**Your objective:** Print the listing below in its entirety, character for character.
─── Material provided ───
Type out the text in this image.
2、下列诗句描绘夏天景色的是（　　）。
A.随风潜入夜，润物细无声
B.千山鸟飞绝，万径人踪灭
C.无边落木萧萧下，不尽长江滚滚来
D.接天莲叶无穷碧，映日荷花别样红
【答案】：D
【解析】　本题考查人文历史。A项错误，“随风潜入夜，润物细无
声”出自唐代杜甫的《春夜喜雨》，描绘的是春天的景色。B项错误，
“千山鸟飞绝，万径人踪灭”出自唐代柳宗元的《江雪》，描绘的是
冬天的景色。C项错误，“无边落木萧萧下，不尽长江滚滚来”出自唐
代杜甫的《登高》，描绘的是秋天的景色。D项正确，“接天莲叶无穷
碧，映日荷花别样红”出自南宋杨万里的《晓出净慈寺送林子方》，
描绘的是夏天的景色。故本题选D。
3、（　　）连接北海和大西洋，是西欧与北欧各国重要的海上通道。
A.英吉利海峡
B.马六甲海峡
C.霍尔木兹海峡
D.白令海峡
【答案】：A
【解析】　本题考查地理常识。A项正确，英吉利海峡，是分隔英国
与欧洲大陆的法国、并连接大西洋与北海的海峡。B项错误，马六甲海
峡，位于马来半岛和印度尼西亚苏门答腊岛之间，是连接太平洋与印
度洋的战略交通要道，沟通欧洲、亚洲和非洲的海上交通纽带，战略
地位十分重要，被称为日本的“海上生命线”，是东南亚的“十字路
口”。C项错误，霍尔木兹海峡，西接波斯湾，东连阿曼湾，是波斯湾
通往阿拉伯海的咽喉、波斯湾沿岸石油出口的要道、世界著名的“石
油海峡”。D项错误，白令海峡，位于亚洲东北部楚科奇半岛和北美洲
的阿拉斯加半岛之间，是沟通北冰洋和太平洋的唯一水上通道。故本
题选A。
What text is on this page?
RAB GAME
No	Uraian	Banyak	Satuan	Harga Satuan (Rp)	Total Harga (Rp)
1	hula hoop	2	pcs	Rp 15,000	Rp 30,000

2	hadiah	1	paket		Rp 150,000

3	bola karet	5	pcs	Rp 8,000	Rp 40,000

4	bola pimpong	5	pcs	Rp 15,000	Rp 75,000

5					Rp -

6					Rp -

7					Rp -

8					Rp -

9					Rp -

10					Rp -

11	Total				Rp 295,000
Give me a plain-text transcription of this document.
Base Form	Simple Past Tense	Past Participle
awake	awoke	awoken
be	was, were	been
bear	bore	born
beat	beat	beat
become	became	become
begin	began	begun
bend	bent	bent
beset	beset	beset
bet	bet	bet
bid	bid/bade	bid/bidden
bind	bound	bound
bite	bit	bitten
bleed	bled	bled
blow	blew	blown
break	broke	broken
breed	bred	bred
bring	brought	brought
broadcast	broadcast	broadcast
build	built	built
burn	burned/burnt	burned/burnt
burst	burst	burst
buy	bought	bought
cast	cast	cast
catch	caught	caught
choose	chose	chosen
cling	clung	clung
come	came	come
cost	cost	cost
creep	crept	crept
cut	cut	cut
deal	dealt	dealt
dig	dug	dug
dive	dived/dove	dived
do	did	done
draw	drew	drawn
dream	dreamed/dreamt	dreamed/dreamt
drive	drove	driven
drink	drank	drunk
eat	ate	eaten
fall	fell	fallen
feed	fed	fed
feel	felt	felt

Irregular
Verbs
───
**Solution to this problem:**
Type out the text in this image.
2、下列诗句描绘夏天景色的是（　　）。
A.随风潜入夜，润物细无声
B.千山鸟飞绝，万径人踪灭
C.无边落木萧萧下，不尽长江滚滚来
D.接天莲叶无穷碧，映日荷花别样红
【答案】：D
【解析】　本题考查人文历史。A项错误，“随风潜入夜，润物细无
声”出自唐代杜甫的《春夜喜雨》，描绘的是春天的景色。B项错误，
“千山鸟飞绝，万径人踪灭”出自唐代柳宗元的《江雪》，描绘的是
冬天的景色。C项错误，“无边落木萧萧下，不尽长江滚滚来”出自唐
代杜甫的《登高》，描绘的是秋天的景色。D项正确，“接天莲叶无穷
碧，映日荷花别样红”出自南宋杨万里的《晓出净慈寺送林子方》，
描绘的是夏天的景色。故本题选D。
3、（　　）连接北海和大西洋，是西欧与北欧各国重要的海上通道。
A.英吉利海峡
B.马六甲海峡
C.霍尔木兹海峡
D.白令海峡
【答案】：A
【解析】　本题考查地理常识。A项正确，英吉利海峡，是分隔英国
与欧洲大陆的法国、并连接大西洋与北海的海峡。B项错误，马六甲海
峡，位于马来半岛和印度尼西亚苏门答腊岛之间，是连接太平洋与印
度洋的战略交通要道，沟通欧洲、亚洲和非洲的海上交通纽带，战略
地位十分重要，被称为日本的“海上生命线”，是东南亚的“十字路
口”。C项错误，霍尔木兹海峡，西接波斯湾，东连阿曼湾，是波斯湾
通往阿拉伯海的咽喉、波斯湾沿岸石油出口的要道、世界著名的“石
油海峡”。D项错误，白令海峡，位于亚洲东北部楚科奇半岛和北美洲
的阿拉斯加半岛之间，是沟通北冰洋和太平洋的唯一水上通道。故本
题选A。
What text is on this page?
RAB GAME
No	Uraian	Banyak	Satuan	Harga Satuan (Rp)	Total Harga (Rp)
1	hula hoop	2	pcs	Rp 15,000	Rp 30,000

2	hadiah	1	paket		Rp 150,000

3	bola karet	5	pcs	Rp 8,000	Rp 40,000

4	bola pimpong	5	pcs	Rp 15,000	Rp 75,000

5					Rp -

6					Rp -

7					Rp -

8					Rp -

9					Rp -

10					Rp -

11	Total				Rp 295,000
Give me a plain-text transcription of this document.
Base Form	Simple Past Tense	Past Participle
awake	awoke	awoken
be	was, were	been
bear	bore	born
beat	beat	beat
become	became	become
begin	began	begun
bend	bent	bent
beset	beset	beset
bet	bet	bet
bid	bid/bade	bid/bidden
bind	bound	bound
bite	bit	bitten
bleed	bled	bled
blow	blew	blown
break	broke	broken
breed	bred	bred
bring	brought	brought
broadcast	broadcast	broadcast
build	built	built
burn	burned/burnt	burned/burnt
burst	burst	burst
buy	bought	bought
cast	cast	cast
catch	caught	caught
choose	chose	chosen
cling	clung	clung
come	came	come
cost	cost	cost
creep	crept	crept
cut	cut	cut
deal	dealt	dealt
dig	dug	dug
dive	dived/dove	dived
do	did	done
draw	drew	drawn
dream	dreamed/dreamt	dreamed/dreamt
drive	drove	driven
drink	drank	drunk
eat	ate	eaten
fall	fell	fallen
feed	fed	fed
feel	felt	felt

Irregular
Verbs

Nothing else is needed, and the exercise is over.